Figure contents as structured data
--- START ---

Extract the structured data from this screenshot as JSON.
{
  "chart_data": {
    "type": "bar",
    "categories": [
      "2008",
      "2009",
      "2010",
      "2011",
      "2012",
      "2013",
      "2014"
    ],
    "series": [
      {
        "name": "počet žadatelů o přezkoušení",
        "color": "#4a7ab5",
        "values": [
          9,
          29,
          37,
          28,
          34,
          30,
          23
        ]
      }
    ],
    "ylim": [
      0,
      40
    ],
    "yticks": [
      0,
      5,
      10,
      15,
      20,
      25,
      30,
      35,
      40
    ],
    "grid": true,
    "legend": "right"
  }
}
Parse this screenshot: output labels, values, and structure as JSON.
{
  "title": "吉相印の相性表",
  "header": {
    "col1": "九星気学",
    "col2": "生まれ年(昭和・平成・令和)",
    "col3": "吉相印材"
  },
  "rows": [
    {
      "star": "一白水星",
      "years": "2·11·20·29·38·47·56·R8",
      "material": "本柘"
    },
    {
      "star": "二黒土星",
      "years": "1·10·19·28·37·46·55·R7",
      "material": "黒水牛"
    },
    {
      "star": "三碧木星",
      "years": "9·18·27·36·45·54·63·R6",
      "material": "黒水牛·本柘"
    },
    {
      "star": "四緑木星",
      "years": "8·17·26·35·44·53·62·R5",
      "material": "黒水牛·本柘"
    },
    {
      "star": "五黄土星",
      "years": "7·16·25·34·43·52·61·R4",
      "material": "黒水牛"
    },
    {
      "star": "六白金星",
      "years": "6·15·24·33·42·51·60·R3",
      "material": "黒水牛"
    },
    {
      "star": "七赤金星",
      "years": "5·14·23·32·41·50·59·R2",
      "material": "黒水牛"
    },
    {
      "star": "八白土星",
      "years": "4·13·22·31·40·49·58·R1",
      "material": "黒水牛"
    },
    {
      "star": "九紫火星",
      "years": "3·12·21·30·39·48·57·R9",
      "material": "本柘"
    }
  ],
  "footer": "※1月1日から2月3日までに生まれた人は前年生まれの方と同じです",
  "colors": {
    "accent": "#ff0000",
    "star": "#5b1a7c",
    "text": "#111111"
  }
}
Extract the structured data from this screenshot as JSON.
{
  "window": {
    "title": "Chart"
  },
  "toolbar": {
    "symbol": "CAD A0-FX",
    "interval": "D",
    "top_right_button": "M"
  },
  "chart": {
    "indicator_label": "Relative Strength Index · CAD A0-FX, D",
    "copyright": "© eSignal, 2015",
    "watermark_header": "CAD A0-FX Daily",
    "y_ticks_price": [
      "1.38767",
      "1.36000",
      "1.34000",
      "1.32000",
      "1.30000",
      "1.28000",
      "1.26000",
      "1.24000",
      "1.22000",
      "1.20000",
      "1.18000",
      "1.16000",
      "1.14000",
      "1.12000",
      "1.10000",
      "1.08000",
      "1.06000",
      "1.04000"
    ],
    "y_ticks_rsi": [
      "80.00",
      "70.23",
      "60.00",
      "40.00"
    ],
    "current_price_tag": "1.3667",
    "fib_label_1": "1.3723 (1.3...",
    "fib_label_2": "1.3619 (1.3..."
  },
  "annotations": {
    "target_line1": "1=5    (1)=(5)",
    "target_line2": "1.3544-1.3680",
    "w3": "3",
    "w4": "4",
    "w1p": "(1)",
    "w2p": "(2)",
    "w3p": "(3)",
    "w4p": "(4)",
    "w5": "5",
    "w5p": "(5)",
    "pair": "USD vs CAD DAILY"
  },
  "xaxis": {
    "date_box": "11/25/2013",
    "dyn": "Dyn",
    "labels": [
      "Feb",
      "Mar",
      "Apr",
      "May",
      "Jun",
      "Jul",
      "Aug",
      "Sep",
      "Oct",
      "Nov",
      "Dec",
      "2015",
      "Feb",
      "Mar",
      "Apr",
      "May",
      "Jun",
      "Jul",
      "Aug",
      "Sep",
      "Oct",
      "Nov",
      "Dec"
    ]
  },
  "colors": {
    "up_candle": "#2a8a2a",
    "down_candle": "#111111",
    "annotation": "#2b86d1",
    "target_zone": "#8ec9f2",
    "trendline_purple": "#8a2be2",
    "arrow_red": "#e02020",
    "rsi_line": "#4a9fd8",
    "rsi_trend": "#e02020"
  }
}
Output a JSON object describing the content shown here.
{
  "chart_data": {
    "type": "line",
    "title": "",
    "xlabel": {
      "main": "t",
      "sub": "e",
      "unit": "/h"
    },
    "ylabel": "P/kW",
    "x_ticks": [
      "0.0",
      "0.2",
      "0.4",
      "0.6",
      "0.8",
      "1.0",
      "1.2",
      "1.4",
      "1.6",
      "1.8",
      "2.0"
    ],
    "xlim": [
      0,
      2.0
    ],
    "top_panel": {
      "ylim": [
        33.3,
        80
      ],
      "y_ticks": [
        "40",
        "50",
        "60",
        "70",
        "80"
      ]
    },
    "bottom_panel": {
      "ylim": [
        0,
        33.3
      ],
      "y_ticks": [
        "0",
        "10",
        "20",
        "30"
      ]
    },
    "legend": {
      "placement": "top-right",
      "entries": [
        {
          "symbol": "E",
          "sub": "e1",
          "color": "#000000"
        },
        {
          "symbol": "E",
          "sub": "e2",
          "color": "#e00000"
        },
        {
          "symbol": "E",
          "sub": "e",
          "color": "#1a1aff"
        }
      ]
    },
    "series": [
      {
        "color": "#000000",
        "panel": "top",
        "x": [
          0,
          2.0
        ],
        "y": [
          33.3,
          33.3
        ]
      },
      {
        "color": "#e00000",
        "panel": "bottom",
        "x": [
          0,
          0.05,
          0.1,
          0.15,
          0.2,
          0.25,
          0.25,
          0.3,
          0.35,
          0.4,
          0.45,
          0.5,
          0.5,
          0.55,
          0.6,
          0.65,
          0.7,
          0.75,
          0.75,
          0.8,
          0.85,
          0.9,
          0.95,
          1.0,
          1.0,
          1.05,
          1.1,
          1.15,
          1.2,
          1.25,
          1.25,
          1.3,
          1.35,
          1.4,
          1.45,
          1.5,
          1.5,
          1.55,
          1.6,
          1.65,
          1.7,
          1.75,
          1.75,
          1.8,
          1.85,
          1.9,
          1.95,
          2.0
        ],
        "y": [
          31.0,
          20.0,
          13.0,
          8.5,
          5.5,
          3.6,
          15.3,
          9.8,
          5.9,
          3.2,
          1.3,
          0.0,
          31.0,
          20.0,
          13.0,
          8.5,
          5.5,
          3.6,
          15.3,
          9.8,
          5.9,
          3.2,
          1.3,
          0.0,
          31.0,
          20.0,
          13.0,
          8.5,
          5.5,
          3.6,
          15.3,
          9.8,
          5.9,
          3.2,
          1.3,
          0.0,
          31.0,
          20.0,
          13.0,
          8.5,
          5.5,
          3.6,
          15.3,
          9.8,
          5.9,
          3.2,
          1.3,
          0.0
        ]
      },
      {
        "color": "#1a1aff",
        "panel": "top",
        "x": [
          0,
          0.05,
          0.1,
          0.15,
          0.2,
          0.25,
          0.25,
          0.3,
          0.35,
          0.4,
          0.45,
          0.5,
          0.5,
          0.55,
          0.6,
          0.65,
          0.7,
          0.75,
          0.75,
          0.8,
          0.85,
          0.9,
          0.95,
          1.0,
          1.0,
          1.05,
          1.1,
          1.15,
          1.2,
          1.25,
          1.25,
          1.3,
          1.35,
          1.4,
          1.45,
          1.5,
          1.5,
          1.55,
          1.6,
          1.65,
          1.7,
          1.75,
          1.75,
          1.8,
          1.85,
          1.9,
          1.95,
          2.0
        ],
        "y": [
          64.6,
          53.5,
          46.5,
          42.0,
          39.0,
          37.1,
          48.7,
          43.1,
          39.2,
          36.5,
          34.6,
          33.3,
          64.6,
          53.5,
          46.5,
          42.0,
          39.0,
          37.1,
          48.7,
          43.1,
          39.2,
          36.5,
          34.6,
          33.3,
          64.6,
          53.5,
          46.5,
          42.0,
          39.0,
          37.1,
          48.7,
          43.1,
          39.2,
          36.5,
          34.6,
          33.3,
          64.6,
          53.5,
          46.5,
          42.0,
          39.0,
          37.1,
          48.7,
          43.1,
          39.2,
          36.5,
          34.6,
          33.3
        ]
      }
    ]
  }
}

--- END ---

§ What the task requires
Copy each line above containing the string "JSON".

§ Solution
Extract the structured data from this screenshot as JSON.
Parse this screenshot: output labels, values, and structure as JSON.
Extract the structured data from this screenshot as JSON.
Output a JSON object describing the content shown here.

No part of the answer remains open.